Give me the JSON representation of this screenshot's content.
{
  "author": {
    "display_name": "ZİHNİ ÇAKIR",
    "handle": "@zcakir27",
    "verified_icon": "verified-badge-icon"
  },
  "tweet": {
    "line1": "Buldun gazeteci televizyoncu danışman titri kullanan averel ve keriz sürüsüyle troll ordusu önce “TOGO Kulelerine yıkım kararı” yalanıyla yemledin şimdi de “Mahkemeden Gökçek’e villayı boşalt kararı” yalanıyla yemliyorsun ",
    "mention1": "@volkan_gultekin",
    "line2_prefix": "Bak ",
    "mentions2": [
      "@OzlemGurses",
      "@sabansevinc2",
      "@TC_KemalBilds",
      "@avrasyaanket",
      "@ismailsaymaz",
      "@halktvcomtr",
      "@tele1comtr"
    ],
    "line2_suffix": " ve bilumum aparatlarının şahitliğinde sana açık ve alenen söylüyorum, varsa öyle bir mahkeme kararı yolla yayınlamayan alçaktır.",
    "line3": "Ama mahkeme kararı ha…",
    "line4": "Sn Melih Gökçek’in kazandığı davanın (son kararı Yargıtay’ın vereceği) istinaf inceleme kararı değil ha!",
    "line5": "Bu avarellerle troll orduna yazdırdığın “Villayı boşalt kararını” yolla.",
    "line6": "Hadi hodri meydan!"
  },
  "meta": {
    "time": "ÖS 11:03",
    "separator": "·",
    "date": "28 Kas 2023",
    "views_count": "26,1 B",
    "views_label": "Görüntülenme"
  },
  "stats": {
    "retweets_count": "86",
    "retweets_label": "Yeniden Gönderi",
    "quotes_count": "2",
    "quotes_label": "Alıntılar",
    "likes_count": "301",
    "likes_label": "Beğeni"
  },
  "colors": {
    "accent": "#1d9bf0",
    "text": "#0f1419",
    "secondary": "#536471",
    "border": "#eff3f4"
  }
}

What you have to do →
Copy out every entry again, exactly as it was given.

Result of the exercise →
Give me the JSON representation of this screenshot's content.
{
  "author": {
    "display_name": "ZİHNİ ÇAKIR",
    "handle": "@zcakir27",
    "verified_icon": "verified-badge-icon"
  },
  "tweet": {
    "line1": "Buldun gazeteci televizyoncu danışman titri kullanan averel ve keriz sürüsüyle troll ordusu önce “TOGO Kulelerine yıkım kararı” yalanıyla yemledin şimdi de “Mahkemeden Gökçek’e villayı boşalt kararı” yalanıyla yemliyorsun ",
    "mention1": "@volkan_gultekin",
    "line2_prefix": "Bak ",
    "mentions2": [
      "@OzlemGurses",
      "@sabansevinc2",
      "@TC_KemalBilds",
      "@avrasyaanket",
      "@ismailsaymaz",
      "@halktvcomtr",
      "@tele1comtr"
    ],
    "line2_suffix": " ve bilumum aparatlarının şahitliğinde sana açık ve alenen söylüyorum, varsa öyle bir mahkeme kararı yolla yayınlamayan alçaktır.",
    "line3": "Ama mahkeme kararı ha…",
    "line4": "Sn Melih Gökçek’in kazandığı davanın (son kararı Yargıtay’ın vereceği) istinaf inceleme kararı değil ha!",
    "line5": "Bu avarellerle troll orduna yazdırdığın “Villayı boşalt kararını” yolla.",
    "line6": "Hadi hodri meydan!"
  },
  "meta": {
    "time": "ÖS 11:03",
    "separator": "·",
    "date": "28 Kas 2023",
    "views_count": "26,1 B",
    "views_label": "Görüntülenme"
  },
  "stats": {
    "retweets_count": "86",
    "retweets_label": "Yeniden Gönderi",
    "quotes_count": "2",
    "quotes_label": "Alıntılar",
    "likes_count": "301",
    "likes_label": "Beğeni"
  },
  "colors": {
    "accent": "#1d9bf0",
    "text": "#0f1419",
    "secondary": "#536471",
    "border": "#eff3f4"
  }
}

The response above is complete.